Set exercise → The records should be repeated word for word, pictures excluded.

-- start --

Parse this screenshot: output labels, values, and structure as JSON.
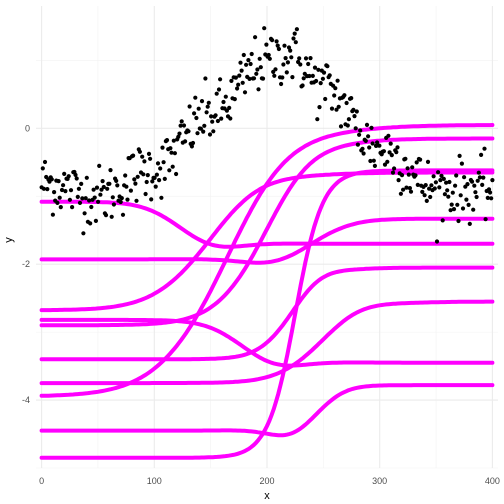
{
  "chart_data": {
    "type": "scatter",
    "title": "",
    "xlabel": "x",
    "ylabel": "y",
    "xlim": [
      -5,
      405
    ],
    "ylim": [
      -5.0,
      1.8
    ],
    "x_ticks": [
      0,
      100,
      200,
      300,
      400
    ],
    "y_ticks": [
      -4,
      -2,
      0
    ],
    "x_tick_labels": [
      "0",
      "100",
      "200",
      "300",
      "400"
    ],
    "y_tick_labels": [
      "-4",
      "-2",
      "0"
    ],
    "grid": true,
    "theme": "minimal",
    "scatter": {
      "color": "#000000",
      "n_points": 400,
      "description_points": [
        {
          "x": 0,
          "y": -0.8
        },
        {
          "x": 50,
          "y": -1.0
        },
        {
          "x": 100,
          "y": -0.6
        },
        {
          "x": 150,
          "y": 0.2
        },
        {
          "x": 200,
          "y": 1.0
        },
        {
          "x": 220,
          "y": 1.1
        },
        {
          "x": 250,
          "y": 0.6
        },
        {
          "x": 300,
          "y": -0.3
        },
        {
          "x": 350,
          "y": -0.9
        },
        {
          "x": 400,
          "y": -0.9
        }
      ]
    },
    "curve_color": "#ff00ff",
    "series": [
      {
        "left": -1.08,
        "right": -1.7,
        "x0": 140,
        "s": 18,
        "mid": -0.25
      },
      {
        "left": -1.93,
        "right": -1.33,
        "x0": 220,
        "s": 20,
        "mid": -0.25
      },
      {
        "left": -2.68,
        "right": -0.65,
        "x0": 160,
        "s": 25,
        "mid": 0.25
      },
      {
        "left": -2.82,
        "right": -3.45,
        "x0": 195,
        "s": 18,
        "mid": -0.25
      },
      {
        "left": -2.9,
        "right": -0.15,
        "x0": 205,
        "s": 22,
        "mid": 0.2
      },
      {
        "left": -3.4,
        "right": -2.05,
        "x0": 230,
        "s": 15,
        "mid": 0.2
      },
      {
        "left": -3.75,
        "right": -2.55,
        "x0": 260,
        "s": 20,
        "mid": 0.2
      },
      {
        "left": -3.95,
        "right": 0.05,
        "x0": 175,
        "s": 30,
        "mid": 0.4
      },
      {
        "left": -4.45,
        "right": -3.78,
        "x0": 230,
        "s": 14,
        "mid": -0.3
      },
      {
        "left": -4.85,
        "right": -0.62,
        "x0": 225,
        "s": 12,
        "mid": 0.0
      }
    ]
  }
}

-- end --

In response →
Parse this screenshot: output labels, values, and structure as JSON.
{
  "chart_data": {
    "type": "scatter",
    "title": "",
    "xlabel": "x",
    "ylabel": "y",
    "xlim": [
      -5,
      405
    ],
    "ylim": [
      -5.0,
      1.8
    ],
    "x_ticks": [
      0,
      100,
      200,
      300,
      400
    ],
    "y_ticks": [
      -4,
      -2,
      0
    ],
    "x_tick_labels": [
      "0",
      "100",
      "200",
      "300",
      "400"
    ],
    "y_tick_labels": [
      "-4",
      "-2",
      "0"
    ],
    "grid": true,
    "theme": "minimal",
    "scatter": {
      "color": "#000000",
      "n_points": 400,
      "description_points": [
        {
          "x": 0,
          "y": -0.8
        },
        {
          "x": 50,
          "y": -1.0
        },
        {
          "x": 100,
          "y": -0.6
        },
        {
          "x": 150,
          "y": 0.2
        },
        {
          "x": 200,
          "y": 1.0
        },
        {
          "x": 220,
          "y": 1.1
        },
        {
          "x": 250,
          "y": 0.6
        },
        {
          "x": 300,
          "y": -0.3
        },
        {
          "x": 350,
          "y": -0.9
        },
        {
          "x": 400,
          "y": -0.9
        }
      ]
    },
    "curve_color": "#ff00ff",
    "series": [
      {
        "left": -1.08,
        "right": -1.7,
        "x0": 140,
        "s": 18,
        "mid": -0.25
      },
      {
        "left": -1.93,
        "right": -1.33,
        "x0": 220,
        "s": 20,
        "mid": -0.25
      },
      {
        "left": -2.68,
        "right": -0.65,
        "x0": 160,
        "s": 25,
        "mid": 0.25
      },
      {
        "left": -2.82,
        "right": -3.45,
        "x0": 195,
        "s": 18,
        "mid": -0.25
      },
      {
        "left": -2.9,
        "right": -0.15,
        "x0": 205,
        "s": 22,
        "mid": 0.2
      },
      {
        "left": -3.4,
        "right": -2.05,
        "x0": 230,
        "s": 15,
        "mid": 0.2
      },
      {
        "left": -3.75,
        "right": -2.55,
        "x0": 260,
        "s": 20,
        "mid": 0.2
      },
      {
        "left": -3.95,
        "right": 0.05,
        "x0": 175,
        "s": 30,
        "mid": 0.4
      },
      {
        "left": -4.45,
        "right": -3.78,
        "x0": 230,
        "s": 14,
        "mid": -0.3
      },
      {
        "left": -4.85,
        "right": -0.62,
        "x0": 225,
        "s": 12,
        "mid": 0.0
      }
    ]
  }
}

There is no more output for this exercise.